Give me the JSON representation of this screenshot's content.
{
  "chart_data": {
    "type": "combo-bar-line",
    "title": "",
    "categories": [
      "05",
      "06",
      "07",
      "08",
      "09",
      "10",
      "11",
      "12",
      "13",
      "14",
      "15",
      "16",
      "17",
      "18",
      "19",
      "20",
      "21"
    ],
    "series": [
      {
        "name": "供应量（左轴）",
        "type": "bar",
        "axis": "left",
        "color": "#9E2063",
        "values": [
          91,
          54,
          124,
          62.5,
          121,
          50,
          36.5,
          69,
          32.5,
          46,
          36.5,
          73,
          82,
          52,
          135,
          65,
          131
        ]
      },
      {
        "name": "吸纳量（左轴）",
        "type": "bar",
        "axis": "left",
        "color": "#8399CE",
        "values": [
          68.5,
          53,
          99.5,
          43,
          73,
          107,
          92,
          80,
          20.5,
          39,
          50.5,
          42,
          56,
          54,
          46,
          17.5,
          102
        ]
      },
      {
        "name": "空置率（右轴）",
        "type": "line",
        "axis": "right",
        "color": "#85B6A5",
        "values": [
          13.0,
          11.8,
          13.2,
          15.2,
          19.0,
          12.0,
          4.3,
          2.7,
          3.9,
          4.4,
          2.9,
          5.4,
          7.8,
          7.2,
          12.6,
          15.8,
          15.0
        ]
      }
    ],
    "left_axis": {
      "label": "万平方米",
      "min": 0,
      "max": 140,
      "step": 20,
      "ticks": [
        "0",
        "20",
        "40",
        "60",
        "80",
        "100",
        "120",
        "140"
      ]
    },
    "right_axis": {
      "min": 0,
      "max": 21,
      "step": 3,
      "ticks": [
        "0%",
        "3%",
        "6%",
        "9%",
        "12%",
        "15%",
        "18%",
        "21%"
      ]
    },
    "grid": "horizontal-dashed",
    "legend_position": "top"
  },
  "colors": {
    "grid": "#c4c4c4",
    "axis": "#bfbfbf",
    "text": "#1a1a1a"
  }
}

> YOUR INSTRUCTIONS
Set every line of the listing down word for word.

> ANSWER FOR THIS EXERCISE
Give me the JSON representation of this screenshot's content.
{
  "chart_data": {
    "type": "combo-bar-line",
    "title": "",
    "categories": [
      "05",
      "06",
      "07",
      "08",
      "09",
      "10",
      "11",
      "12",
      "13",
      "14",
      "15",
      "16",
      "17",
      "18",
      "19",
      "20",
      "21"
    ],
    "series": [
      {
        "name": "供应量（左轴）",
        "type": "bar",
        "axis": "left",
        "color": "#9E2063",
        "values": [
          91,
          54,
          124,
          62.5,
          121,
          50,
          36.5,
          69,
          32.5,
          46,
          36.5,
          73,
          82,
          52,
          135,
          65,
          131
        ]
      },
      {
        "name": "吸纳量（左轴）",
        "type": "bar",
        "axis": "left",
        "color": "#8399CE",
        "values": [
          68.5,
          53,
          99.5,
          43,
          73,
          107,
          92,
          80,
          20.5,
          39,
          50.5,
          42,
          56,
          54,
          46,
          17.5,
          102
        ]
      },
      {
        "name": "空置率（右轴）",
        "type": "line",
        "axis": "right",
        "color": "#85B6A5",
        "values": [
          13.0,
          11.8,
          13.2,
          15.2,
          19.0,
          12.0,
          4.3,
          2.7,
          3.9,
          4.4,
          2.9,
          5.4,
          7.8,
          7.2,
          12.6,
          15.8,
          15.0
        ]
      }
    ],
    "left_axis": {
      "label": "万平方米",
      "min": 0,
      "max": 140,
      "step": 20,
      "ticks": [
        "0",
        "20",
        "40",
        "60",
        "80",
        "100",
        "120",
        "140"
      ]
    },
    "right_axis": {
      "min": 0,
      "max": 21,
      "step": 3,
      "ticks": [
        "0%",
        "3%",
        "6%",
        "9%",
        "12%",
        "15%",
        "18%",
        "21%"
      ]
    },
    "grid": "horizontal-dashed",
    "legend_position": "top"
  },
  "colors": {
    "grid": "#c4c4c4",
    "axis": "#bfbfbf",
    "text": "#1a1a1a"
  }
}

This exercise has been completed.